Given task: How many lines of the records below contain the word "control"? Answer with the number alone.

Available data:
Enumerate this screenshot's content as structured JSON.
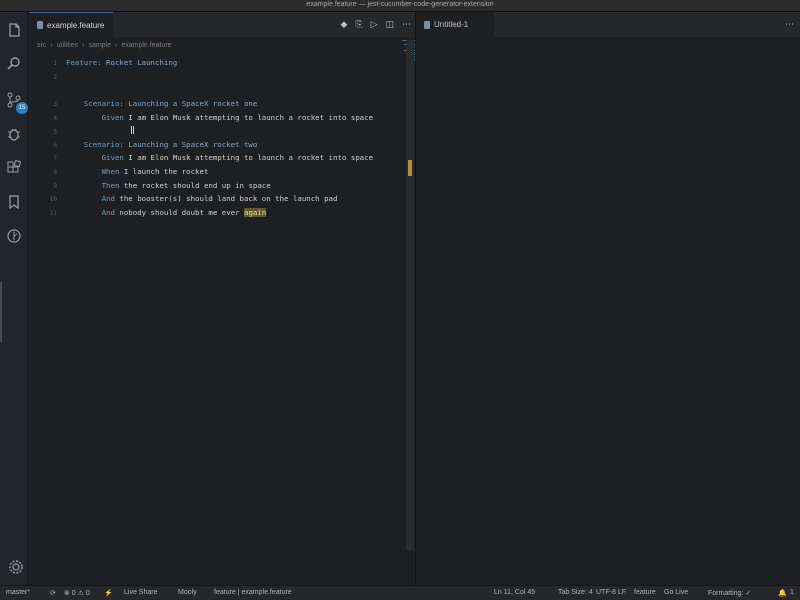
{
  "window": {
    "title": "example.feature — jest-cucumber-code-generator-extension"
  },
  "activity_bar": {
    "items": [
      {
        "name": "explorer",
        "icon": "files-icon"
      },
      {
        "name": "search",
        "icon": "search-icon"
      },
      {
        "name": "source-control",
        "icon": "source-control-icon",
        "badge": "15"
      },
      {
        "name": "debug",
        "icon": "bug-icon"
      },
      {
        "name": "extensions",
        "icon": "extensions-icon"
      },
      {
        "name": "bookmarks",
        "icon": "bookmark-icon"
      },
      {
        "name": "git-graph",
        "icon": "git-icon"
      }
    ],
    "manage_icon": "gear-icon"
  },
  "editor_left": {
    "tab": {
      "label": "example.feature",
      "close": "×"
    },
    "actions": [
      "◆",
      "⎘",
      "▷",
      "◫",
      "⋯"
    ],
    "breadcrumb": [
      "src",
      "utilities",
      "sample",
      "example.feature"
    ],
    "lines": [
      {
        "num": "1",
        "parts": [
          {
            "t": "Feature: ",
            "c": "kw"
          },
          {
            "t": "Rocket Launching",
            "c": "kw2"
          }
        ]
      },
      {
        "num": "2",
        "parts": []
      },
      {
        "num": "3",
        "parts": [
          {
            "t": "    Scenario: ",
            "c": "kw"
          },
          {
            "t": "Launching a SpaceX rocket one",
            "c": "kw2"
          }
        ]
      },
      {
        "num": "4",
        "parts": [
          {
            "t": "        Given ",
            "c": "kw"
          },
          {
            "t": "I am Elon Musk attempting to launch a rocket into space",
            "c": "plain"
          }
        ]
      },
      {
        "num": "5",
        "parts": []
      },
      {
        "num": "6",
        "parts": [
          {
            "t": "    Scenario: ",
            "c": "kw"
          },
          {
            "t": "Launching a SpaceX rocket two",
            "c": "kw2"
          }
        ]
      },
      {
        "num": "7",
        "parts": [
          {
            "t": "        Given ",
            "c": "kw"
          },
          {
            "t": "I am Elon Musk attempting to launch a rocket into space",
            "c": "plain"
          }
        ]
      },
      {
        "num": "8",
        "parts": [
          {
            "t": "        When ",
            "c": "kw"
          },
          {
            "t": "I launch the rocket",
            "c": "plain"
          }
        ]
      },
      {
        "num": "9",
        "parts": [
          {
            "t": "        Then ",
            "c": "kw"
          },
          {
            "t": "the rocket should end up in space",
            "c": "plain"
          }
        ]
      },
      {
        "num": "10",
        "parts": [
          {
            "t": "        And ",
            "c": "kw"
          },
          {
            "t": "the booster(s) should land back on the launch pad",
            "c": "plain"
          }
        ]
      },
      {
        "num": "11",
        "parts": [
          {
            "t": "        And ",
            "c": "kw"
          },
          {
            "t": "nobody should doubt me ever ",
            "c": "plain"
          },
          {
            "t": "again",
            "c": "hl"
          }
        ]
      }
    ]
  },
  "editor_right": {
    "tab": {
      "label": "Untitled-1"
    },
    "more": "⋯"
  },
  "status_bar": {
    "branch": "master*",
    "sync": "⟳",
    "problems": "⊗ 0  ⚠ 0",
    "lightning": "⚡",
    "live_share": "Live Share",
    "mooly": "Mooly",
    "path": "feature | example.feature",
    "position": "Ln 11, Col 45",
    "tab_size": "Tab Size: 4",
    "encoding": "UTF-8",
    "eol": "LF",
    "language": "feature",
    "go_live": "Go Live",
    "formatting": "Formatting: ✓",
    "notifications": "1"
  }
}
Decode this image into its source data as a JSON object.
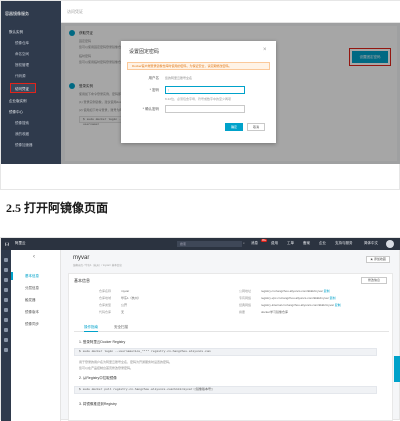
{
  "shot1": {
    "sidebar": {
      "brand": "容器镜像服务",
      "items": [
        {
          "label": "默认实例",
          "group": true
        },
        {
          "label": "镜像仓库"
        },
        {
          "label": "命名空间"
        },
        {
          "label": "授权管理"
        },
        {
          "label": "代码源"
        },
        {
          "label": "访问凭证",
          "active": true
        },
        {
          "label": "企业版实例",
          "group": true
        },
        {
          "label": "镜像中心",
          "group": true
        },
        {
          "label": "镜像搜索"
        },
        {
          "label": "我的收藏"
        },
        {
          "label": "镜像加速器"
        }
      ]
    },
    "header_title": "访问凭证",
    "content": {
      "step1_title": "获取凭证",
      "step1_sub1": "固定密码",
      "step1_sub1_desc": "您可以使用固定密码登录镜像仓库，建议定期更新。",
      "step1_sub2": "临时密码",
      "step1_sub2_desc": "您可以使用临时密码登录镜像仓库，有效期为1小时。",
      "step2_title": "登录实例",
      "step2_desc": "使用如下命令登录实例，密码即为上述获取的凭证。",
      "step2_line1": "(1) 登录实例镜像，建议使用docker客户端。",
      "step2_line2": "(2) 使用如下命令登录，账号为阿里云账号全名。",
      "cmd": "$ sudo docker login --username=",
      "set_password_button": "设置固定密码"
    },
    "modal": {
      "title": "设置固定密码",
      "close": "×",
      "warning": "Docker客户端登录镜像仓库时使用的密码，为保证安全，请定期修改密码。",
      "username_label": "用户名",
      "username_value": "您的阿里云账号全名",
      "password_label": "* 密码",
      "password_value": "|",
      "password_hint": "8-32位，必须包含字母、符号或数字中的至少两项",
      "confirm_label": "* 确认密码",
      "ok_label": "确定",
      "cancel_label": "取消"
    }
  },
  "heading": "2.5 打开阿镜像页面",
  "shot2": {
    "topbar": {
      "logo": "(-)",
      "brand": "阿里云",
      "search_placeholder": "搜索",
      "badge": "99+",
      "nav": [
        "消息",
        "费用",
        "工单",
        "备案",
        "企业",
        "支持与服务",
        "简体中文"
      ]
    },
    "subnav": {
      "back": "‹",
      "items": [
        {
          "label": "基本信息",
          "active": true
        },
        {
          "label": "分层信息"
        },
        {
          "label": "触发器"
        },
        {
          "label": "镜像版本"
        },
        {
          "label": "镜像同步"
        }
      ]
    },
    "repo_title": "myvar",
    "breadcrumb": "镜像仓库 / 华东1（杭州）/ myvar / 基本信息",
    "favorite_button": "★ 添加收藏",
    "card": {
      "title": "基本信息",
      "edit_button": "修改信息",
      "left_kv": [
        {
          "k": "仓库名称",
          "v": "myvar"
        },
        {
          "k": "仓库地域",
          "v": "华东1（杭州）"
        },
        {
          "k": "仓库类型",
          "v": "公开"
        },
        {
          "k": "代码仓库",
          "v": "无"
        }
      ],
      "right_kv": [
        {
          "k": "公网地址",
          "v": "registry.cn-hangzhou.aliyuncs.com/kkkk/myvar",
          "copy": "复制"
        },
        {
          "k": "专有网络",
          "v": "registry-vpc.cn-hangzhou.aliyuncs.com/kkkk/myvar",
          "copy": "复制"
        },
        {
          "k": "经典网络",
          "v": "registry-internal.cn-hangzhou.aliyuncs.com/kkkk/myvar",
          "copy": "复制"
        },
        {
          "k": "摘要",
          "v": "docker学习镜像仓库",
          "copy": ""
        }
      ],
      "tabs": [
        "操作指南",
        "安全扫描"
      ],
      "section1": "1. 登录阿里云Docker Registry",
      "code1": "$ sudo docker login --username=ice_**** registry.cn-hangzhou.aliyuncs.com",
      "note1": "用于登录的用户名为阿里云账号全名，密码为开通服务时设置的密码。",
      "note2": "您可以在产品控制台首页修改登录密码。",
      "section2": "2. 从Registry中拉取镜像",
      "code2": "$ sudo docker pull registry.cn-hangzhou.aliyuncs.com/kkkk/myvar:[镜像版本号]",
      "section3": "3. 将镜像推送到Registry"
    }
  }
}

Written response: 2